* WHAT YOU ARE ASKED TO DO *
Transcribe the entries that follow, word for word.

* * *

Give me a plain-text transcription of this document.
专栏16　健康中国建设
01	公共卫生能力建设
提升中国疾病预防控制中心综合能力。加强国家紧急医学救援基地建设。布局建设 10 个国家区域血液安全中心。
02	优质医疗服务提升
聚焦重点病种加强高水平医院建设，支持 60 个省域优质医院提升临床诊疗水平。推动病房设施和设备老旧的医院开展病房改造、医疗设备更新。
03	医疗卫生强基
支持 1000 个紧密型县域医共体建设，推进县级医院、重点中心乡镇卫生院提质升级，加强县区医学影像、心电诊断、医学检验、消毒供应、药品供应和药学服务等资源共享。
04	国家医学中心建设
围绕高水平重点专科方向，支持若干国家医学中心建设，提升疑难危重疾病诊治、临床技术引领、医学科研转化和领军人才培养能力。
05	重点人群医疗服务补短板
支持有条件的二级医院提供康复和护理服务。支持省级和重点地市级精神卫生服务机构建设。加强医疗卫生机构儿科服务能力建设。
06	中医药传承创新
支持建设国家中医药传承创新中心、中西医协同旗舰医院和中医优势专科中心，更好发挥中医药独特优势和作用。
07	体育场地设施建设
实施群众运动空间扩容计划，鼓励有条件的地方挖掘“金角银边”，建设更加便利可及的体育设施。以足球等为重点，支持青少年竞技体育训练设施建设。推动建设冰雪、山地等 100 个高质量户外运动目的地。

* * *

* WRITTEN REPLY *
Give me a plain-text transcription of this document.
专栏16　健康中国建设
01	公共卫生能力建设
提升中国疾病预防控制中心综合能力。加强国家紧急医学救援基地建设。布局建设 10 个国家区域血液安全中心。
02	优质医疗服务提升
聚焦重点病种加强高水平医院建设，支持 60 个省域优质医院提升临床诊疗水平。推动病房设施和设备老旧的医院开展病房改造、医疗设备更新。
03	医疗卫生强基
支持 1000 个紧密型县域医共体建设，推进县级医院、重点中心乡镇卫生院提质升级，加强县区医学影像、心电诊断、医学检验、消毒供应、药品供应和药学服务等资源共享。
04	国家医学中心建设
围绕高水平重点专科方向，支持若干国家医学中心建设，提升疑难危重疾病诊治、临床技术引领、医学科研转化和领军人才培养能力。
05	重点人群医疗服务补短板
支持有条件的二级医院提供康复和护理服务。支持省级和重点地市级精神卫生服务机构建设。加强医疗卫生机构儿科服务能力建设。
06	中医药传承创新
支持建设国家中医药传承创新中心、中西医协同旗舰医院和中医优势专科中心，更好发挥中医药独特优势和作用。
07	体育场地设施建设
实施群众运动空间扩容计划，鼓励有条件的地方挖掘“金角银边”，建设更加便利可及的体育设施。以足球等为重点，支持青少年竞技体育训练设施建设。推动建设冰雪、山地等 100 个高质量户外运动目的地。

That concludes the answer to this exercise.